• _Task requirements_
Determine the count of lines holding the string "this". Return only the number.

Stored records
☆ ☆ ☆ ☆ ☆ ☆ ☆
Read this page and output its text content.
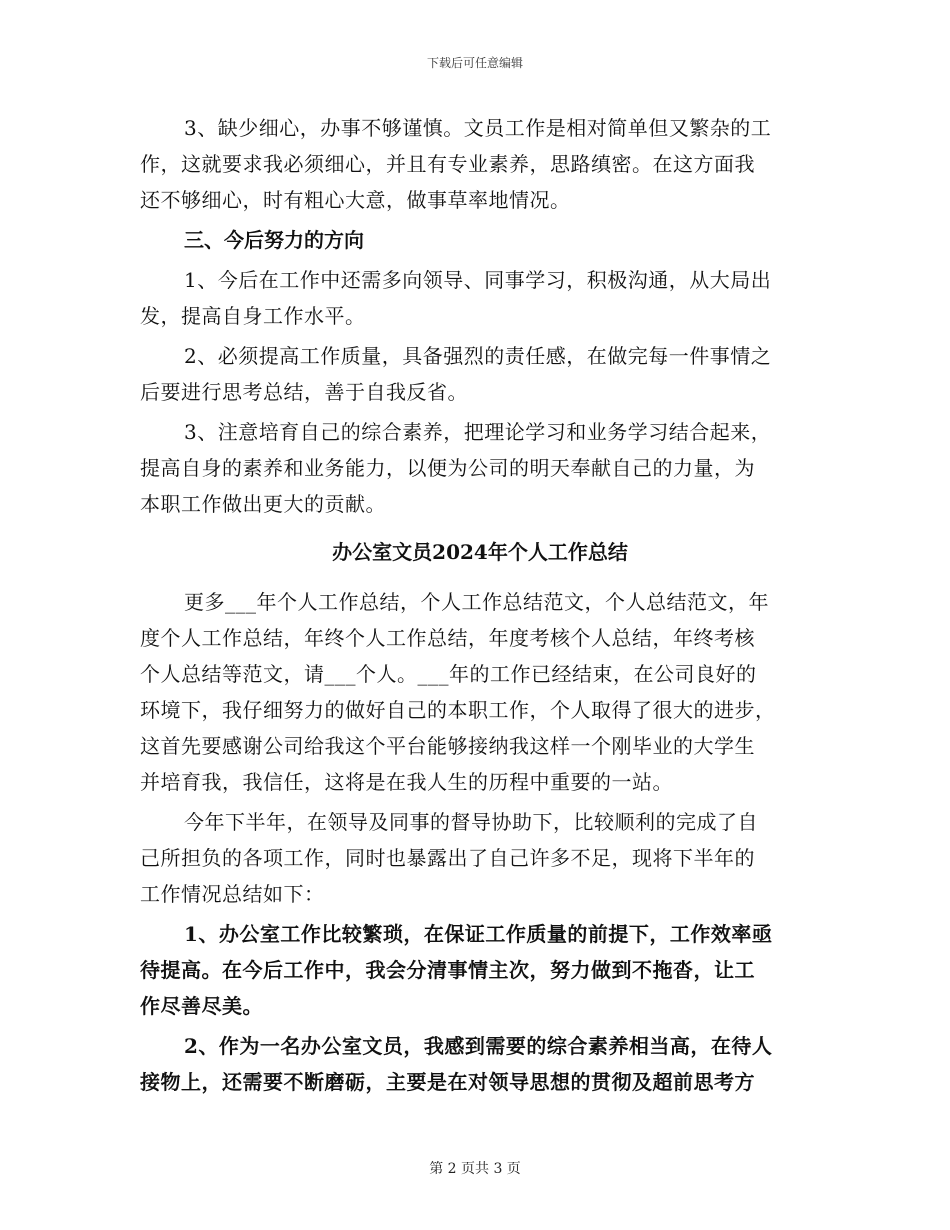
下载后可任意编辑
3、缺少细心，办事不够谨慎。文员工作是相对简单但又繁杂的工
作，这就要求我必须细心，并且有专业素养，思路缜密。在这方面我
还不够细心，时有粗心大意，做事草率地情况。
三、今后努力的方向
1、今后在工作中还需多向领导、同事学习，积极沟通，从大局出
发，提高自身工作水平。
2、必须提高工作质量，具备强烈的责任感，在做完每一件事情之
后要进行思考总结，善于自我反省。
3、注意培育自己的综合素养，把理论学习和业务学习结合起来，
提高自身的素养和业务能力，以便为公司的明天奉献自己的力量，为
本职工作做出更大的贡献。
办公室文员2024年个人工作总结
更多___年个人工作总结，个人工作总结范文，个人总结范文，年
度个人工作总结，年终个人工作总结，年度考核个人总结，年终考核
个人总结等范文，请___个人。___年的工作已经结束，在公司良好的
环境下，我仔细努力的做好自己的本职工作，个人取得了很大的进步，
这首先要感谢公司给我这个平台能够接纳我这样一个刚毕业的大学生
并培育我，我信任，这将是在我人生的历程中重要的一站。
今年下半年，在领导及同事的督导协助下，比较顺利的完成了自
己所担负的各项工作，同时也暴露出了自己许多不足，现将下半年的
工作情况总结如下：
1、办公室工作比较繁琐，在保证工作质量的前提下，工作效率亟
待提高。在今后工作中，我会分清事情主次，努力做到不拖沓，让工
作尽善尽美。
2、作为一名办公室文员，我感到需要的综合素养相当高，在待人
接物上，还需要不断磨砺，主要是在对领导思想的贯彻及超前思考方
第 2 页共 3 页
☆ ☆ ☆ ☆ ☆ ☆ ☆
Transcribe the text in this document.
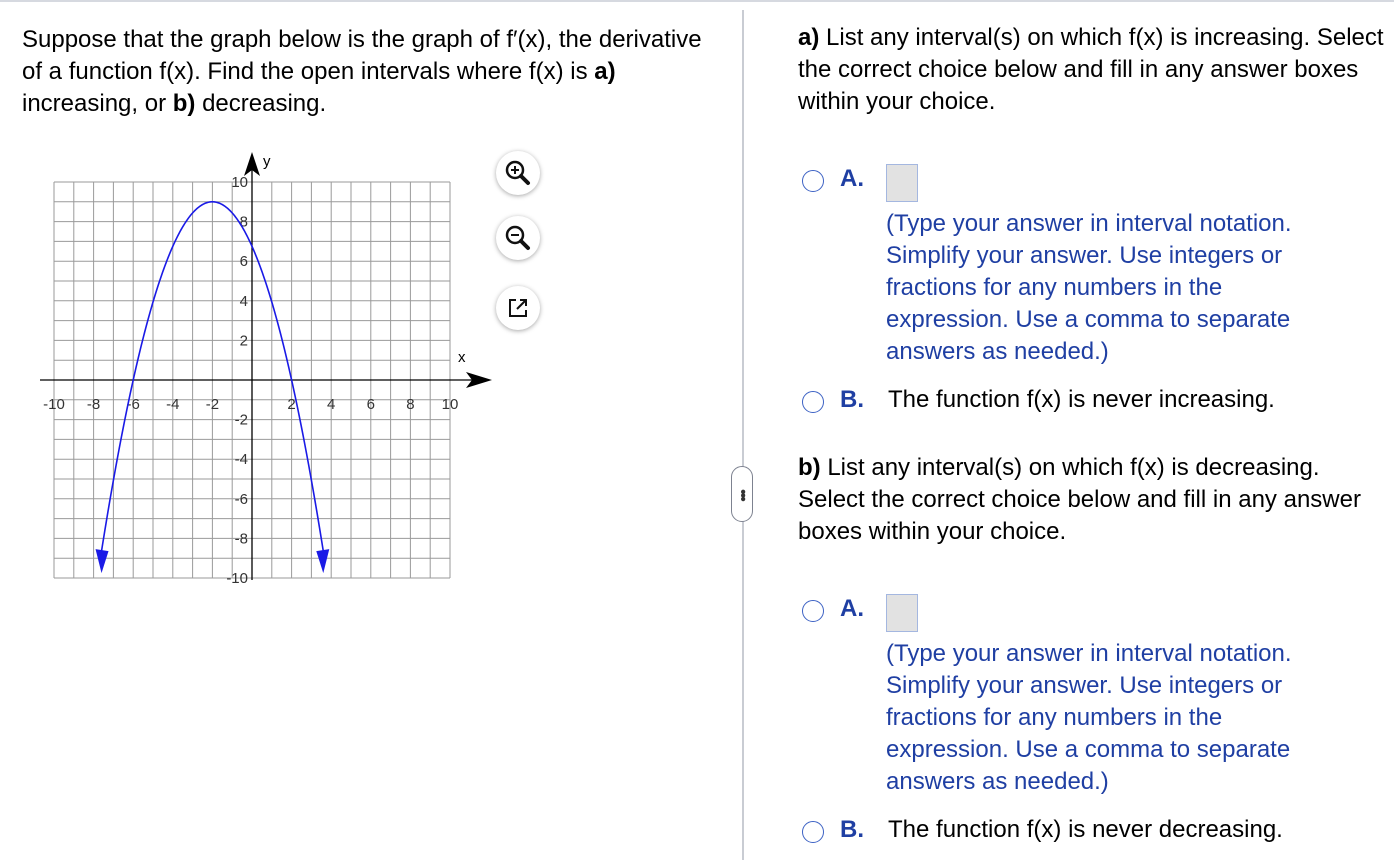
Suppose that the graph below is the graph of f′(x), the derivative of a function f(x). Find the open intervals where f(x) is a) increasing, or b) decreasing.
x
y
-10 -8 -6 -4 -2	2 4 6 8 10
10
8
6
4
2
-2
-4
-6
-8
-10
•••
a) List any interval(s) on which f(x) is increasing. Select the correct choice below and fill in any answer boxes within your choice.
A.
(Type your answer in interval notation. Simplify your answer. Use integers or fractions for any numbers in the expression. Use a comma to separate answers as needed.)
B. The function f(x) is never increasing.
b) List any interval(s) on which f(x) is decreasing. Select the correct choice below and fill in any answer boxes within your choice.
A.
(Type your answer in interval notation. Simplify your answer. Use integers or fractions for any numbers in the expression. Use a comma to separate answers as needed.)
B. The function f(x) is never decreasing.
☆ ☆ ☆ ☆ ☆ ☆ ☆
• _The response_
2